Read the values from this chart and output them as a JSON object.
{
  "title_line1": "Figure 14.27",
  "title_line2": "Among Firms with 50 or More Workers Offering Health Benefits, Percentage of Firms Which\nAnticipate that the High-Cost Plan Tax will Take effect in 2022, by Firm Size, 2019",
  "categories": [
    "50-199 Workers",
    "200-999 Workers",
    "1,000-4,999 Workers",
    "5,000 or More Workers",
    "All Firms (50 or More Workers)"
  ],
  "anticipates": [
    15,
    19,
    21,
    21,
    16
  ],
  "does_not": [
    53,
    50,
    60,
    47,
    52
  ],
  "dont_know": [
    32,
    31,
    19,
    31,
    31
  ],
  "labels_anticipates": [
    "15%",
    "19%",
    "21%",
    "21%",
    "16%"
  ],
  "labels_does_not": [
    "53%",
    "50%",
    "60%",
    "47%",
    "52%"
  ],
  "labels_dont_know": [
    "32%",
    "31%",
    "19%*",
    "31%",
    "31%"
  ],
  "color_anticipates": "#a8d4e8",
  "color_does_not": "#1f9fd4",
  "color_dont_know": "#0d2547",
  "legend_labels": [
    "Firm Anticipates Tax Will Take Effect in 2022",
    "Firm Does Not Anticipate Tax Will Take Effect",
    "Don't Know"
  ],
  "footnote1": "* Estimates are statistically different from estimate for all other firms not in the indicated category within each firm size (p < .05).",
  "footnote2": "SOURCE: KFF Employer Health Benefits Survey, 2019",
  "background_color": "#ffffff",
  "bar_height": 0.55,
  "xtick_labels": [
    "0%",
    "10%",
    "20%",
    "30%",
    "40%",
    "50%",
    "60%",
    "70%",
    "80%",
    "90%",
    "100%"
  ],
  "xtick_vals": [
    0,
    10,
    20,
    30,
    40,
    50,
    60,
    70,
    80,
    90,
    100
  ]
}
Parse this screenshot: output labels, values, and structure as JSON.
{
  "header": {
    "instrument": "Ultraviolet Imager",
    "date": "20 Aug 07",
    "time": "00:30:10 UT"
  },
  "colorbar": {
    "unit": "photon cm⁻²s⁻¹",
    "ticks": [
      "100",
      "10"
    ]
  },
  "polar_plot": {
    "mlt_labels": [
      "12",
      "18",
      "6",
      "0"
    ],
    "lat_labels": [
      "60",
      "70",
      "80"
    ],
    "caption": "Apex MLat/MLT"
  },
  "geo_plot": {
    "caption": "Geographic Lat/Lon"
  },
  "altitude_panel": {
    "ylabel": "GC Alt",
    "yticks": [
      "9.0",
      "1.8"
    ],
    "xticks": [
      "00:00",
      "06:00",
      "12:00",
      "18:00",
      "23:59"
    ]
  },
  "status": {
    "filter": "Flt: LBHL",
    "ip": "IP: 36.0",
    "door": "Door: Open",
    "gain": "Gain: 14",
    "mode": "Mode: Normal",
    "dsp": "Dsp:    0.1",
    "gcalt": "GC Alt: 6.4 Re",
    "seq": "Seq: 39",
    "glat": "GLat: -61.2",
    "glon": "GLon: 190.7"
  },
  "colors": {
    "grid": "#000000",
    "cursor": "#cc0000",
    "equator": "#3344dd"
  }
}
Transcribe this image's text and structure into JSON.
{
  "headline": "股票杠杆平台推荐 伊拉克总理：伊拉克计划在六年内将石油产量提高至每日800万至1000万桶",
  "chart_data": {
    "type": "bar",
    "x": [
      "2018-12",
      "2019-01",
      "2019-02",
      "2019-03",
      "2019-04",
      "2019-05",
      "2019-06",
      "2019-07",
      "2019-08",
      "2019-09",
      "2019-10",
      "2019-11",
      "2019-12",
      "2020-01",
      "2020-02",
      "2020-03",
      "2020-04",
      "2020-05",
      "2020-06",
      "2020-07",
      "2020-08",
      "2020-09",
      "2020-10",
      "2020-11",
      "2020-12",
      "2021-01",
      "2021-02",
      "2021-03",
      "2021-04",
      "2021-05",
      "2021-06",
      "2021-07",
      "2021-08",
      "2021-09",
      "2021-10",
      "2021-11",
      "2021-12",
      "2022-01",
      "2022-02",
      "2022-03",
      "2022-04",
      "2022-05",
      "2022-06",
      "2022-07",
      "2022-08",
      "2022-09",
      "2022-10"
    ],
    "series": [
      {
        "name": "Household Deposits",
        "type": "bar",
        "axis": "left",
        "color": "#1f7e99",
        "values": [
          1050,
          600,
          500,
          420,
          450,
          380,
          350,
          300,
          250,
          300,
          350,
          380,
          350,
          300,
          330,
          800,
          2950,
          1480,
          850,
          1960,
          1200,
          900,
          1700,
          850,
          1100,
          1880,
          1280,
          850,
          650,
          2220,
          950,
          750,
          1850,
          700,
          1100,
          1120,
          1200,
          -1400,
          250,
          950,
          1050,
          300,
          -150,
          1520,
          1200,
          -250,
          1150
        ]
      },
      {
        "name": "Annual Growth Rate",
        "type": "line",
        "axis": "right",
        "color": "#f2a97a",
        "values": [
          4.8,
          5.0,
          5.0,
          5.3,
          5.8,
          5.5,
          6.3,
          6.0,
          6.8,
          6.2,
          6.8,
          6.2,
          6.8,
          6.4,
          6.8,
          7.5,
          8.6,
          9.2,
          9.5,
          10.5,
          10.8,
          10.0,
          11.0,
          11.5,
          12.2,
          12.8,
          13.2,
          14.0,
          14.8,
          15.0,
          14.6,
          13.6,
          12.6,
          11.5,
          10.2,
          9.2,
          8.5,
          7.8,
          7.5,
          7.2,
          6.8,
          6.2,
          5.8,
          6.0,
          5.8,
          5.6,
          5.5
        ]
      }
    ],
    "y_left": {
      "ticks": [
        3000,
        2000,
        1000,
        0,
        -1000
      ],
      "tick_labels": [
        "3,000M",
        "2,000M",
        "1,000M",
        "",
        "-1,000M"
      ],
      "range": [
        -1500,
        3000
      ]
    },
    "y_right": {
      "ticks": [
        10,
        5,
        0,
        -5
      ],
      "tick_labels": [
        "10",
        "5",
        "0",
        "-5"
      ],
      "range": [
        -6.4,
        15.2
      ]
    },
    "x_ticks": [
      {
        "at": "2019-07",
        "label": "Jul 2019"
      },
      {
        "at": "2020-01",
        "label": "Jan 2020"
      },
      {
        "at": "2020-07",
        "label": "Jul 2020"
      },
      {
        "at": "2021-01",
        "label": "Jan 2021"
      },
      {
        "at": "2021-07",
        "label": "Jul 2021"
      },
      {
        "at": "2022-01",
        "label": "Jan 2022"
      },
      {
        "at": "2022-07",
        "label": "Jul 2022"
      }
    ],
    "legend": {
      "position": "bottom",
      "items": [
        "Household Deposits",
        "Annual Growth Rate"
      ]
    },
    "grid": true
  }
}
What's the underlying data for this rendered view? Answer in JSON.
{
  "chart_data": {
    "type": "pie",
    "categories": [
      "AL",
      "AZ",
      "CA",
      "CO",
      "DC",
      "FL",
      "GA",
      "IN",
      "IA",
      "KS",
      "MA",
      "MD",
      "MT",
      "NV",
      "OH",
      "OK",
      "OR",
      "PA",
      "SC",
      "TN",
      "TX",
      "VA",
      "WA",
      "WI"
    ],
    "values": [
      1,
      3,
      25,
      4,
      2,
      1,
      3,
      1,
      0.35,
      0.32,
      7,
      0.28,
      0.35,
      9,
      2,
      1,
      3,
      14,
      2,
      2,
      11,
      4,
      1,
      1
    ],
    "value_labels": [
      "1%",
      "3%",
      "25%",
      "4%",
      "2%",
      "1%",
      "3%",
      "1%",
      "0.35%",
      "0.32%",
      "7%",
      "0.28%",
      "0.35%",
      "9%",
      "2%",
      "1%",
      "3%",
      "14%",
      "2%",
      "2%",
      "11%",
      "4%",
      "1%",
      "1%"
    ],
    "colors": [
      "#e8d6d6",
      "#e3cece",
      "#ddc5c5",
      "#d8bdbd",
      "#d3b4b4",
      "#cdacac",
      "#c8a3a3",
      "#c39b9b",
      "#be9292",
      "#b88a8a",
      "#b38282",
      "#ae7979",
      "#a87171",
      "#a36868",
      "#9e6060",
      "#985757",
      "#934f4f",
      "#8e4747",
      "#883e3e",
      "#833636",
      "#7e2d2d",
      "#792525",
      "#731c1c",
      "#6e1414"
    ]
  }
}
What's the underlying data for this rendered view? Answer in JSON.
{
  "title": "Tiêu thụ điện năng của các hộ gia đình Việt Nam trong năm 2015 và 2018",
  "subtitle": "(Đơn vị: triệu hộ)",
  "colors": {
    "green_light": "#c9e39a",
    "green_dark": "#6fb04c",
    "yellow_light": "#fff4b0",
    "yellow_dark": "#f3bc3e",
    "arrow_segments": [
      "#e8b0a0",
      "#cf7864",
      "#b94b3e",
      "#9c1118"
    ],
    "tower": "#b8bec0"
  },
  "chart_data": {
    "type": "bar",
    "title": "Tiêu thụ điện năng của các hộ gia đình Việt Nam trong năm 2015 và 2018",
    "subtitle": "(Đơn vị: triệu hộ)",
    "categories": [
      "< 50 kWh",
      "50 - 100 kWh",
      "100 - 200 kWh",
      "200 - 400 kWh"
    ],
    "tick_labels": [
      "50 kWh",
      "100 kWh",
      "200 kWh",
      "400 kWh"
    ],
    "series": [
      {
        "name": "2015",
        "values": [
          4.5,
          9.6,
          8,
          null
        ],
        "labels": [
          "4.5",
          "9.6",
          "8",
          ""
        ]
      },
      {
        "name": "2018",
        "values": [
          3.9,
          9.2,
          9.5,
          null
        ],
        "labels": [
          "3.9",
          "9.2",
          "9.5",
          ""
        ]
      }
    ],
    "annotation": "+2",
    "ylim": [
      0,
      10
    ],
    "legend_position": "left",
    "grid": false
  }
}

Problem statement =
Find the lines with the string "from" and reproduce them.

Solution below =
Read the values from this chart and output them as a JSON object.
  "footnote1": "* Estimates are statistically different from estimate for all other firms not in the indicated category within each firm size (p < .05).",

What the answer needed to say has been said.